## INSTRUCTIONS TO FOLLOW
Every line in the listing is to be echoed verbatim.

Extracted data entries:
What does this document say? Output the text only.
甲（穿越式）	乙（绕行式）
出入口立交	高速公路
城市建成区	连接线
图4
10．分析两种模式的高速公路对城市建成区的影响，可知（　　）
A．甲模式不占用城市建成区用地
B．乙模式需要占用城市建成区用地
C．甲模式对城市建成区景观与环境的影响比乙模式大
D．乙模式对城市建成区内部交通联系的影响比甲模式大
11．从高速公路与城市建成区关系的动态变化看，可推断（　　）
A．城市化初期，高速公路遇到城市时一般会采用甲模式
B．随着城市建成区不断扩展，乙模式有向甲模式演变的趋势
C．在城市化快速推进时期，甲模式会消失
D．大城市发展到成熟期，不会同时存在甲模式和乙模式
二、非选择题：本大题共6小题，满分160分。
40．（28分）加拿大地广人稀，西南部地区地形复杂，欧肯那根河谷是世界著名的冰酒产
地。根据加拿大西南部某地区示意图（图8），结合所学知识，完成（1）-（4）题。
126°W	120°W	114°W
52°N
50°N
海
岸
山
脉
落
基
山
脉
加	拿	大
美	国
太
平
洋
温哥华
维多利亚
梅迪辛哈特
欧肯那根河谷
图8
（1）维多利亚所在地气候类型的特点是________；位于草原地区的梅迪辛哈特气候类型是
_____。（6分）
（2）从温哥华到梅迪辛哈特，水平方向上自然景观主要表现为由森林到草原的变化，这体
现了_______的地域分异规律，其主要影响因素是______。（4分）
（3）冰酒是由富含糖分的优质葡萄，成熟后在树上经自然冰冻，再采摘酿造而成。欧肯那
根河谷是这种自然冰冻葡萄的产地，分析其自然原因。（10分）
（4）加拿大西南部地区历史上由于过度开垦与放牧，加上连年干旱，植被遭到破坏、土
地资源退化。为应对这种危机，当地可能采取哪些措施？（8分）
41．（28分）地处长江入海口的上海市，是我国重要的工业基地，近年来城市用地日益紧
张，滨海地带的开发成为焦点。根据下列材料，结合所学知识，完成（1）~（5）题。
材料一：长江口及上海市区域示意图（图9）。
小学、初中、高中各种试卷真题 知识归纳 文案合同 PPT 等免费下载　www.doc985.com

## SOLUTION TO THE PROBLEM
What does this document say? Output the text only.
甲（穿越式）	乙（绕行式）
出入口立交	高速公路
城市建成区	连接线
图4
10．分析两种模式的高速公路对城市建成区的影响，可知（　　）
A．甲模式不占用城市建成区用地
B．乙模式需要占用城市建成区用地
C．甲模式对城市建成区景观与环境的影响比乙模式大
D．乙模式对城市建成区内部交通联系的影响比甲模式大
11．从高速公路与城市建成区关系的动态变化看，可推断（　　）
A．城市化初期，高速公路遇到城市时一般会采用甲模式
B．随着城市建成区不断扩展，乙模式有向甲模式演变的趋势
C．在城市化快速推进时期，甲模式会消失
D．大城市发展到成熟期，不会同时存在甲模式和乙模式
二、非选择题：本大题共6小题，满分160分。
40．（28分）加拿大地广人稀，西南部地区地形复杂，欧肯那根河谷是世界著名的冰酒产
地。根据加拿大西南部某地区示意图（图8），结合所学知识，完成（1）-（4）题。
126°W	120°W	114°W
52°N
50°N
海
岸
山
脉
落
基
山
脉
加	拿	大
美	国
太
平
洋
温哥华
维多利亚
梅迪辛哈特
欧肯那根河谷
图8
（1）维多利亚所在地气候类型的特点是________；位于草原地区的梅迪辛哈特气候类型是
_____。（6分）
（2）从温哥华到梅迪辛哈特，水平方向上自然景观主要表现为由森林到草原的变化，这体
现了_______的地域分异规律，其主要影响因素是______。（4分）
（3）冰酒是由富含糖分的优质葡萄，成熟后在树上经自然冰冻，再采摘酿造而成。欧肯那
根河谷是这种自然冰冻葡萄的产地，分析其自然原因。（10分）
（4）加拿大西南部地区历史上由于过度开垦与放牧，加上连年干旱，植被遭到破坏、土
地资源退化。为应对这种危机，当地可能采取哪些措施？（8分）
41．（28分）地处长江入海口的上海市，是我国重要的工业基地，近年来城市用地日益紧
张，滨海地带的开发成为焦点。根据下列材料，结合所学知识，完成（1）~（5）题。
材料一：长江口及上海市区域示意图（图9）。
小学、初中、高中各种试卷真题 知识归纳 文案合同 PPT 等免费下载　www.doc985.com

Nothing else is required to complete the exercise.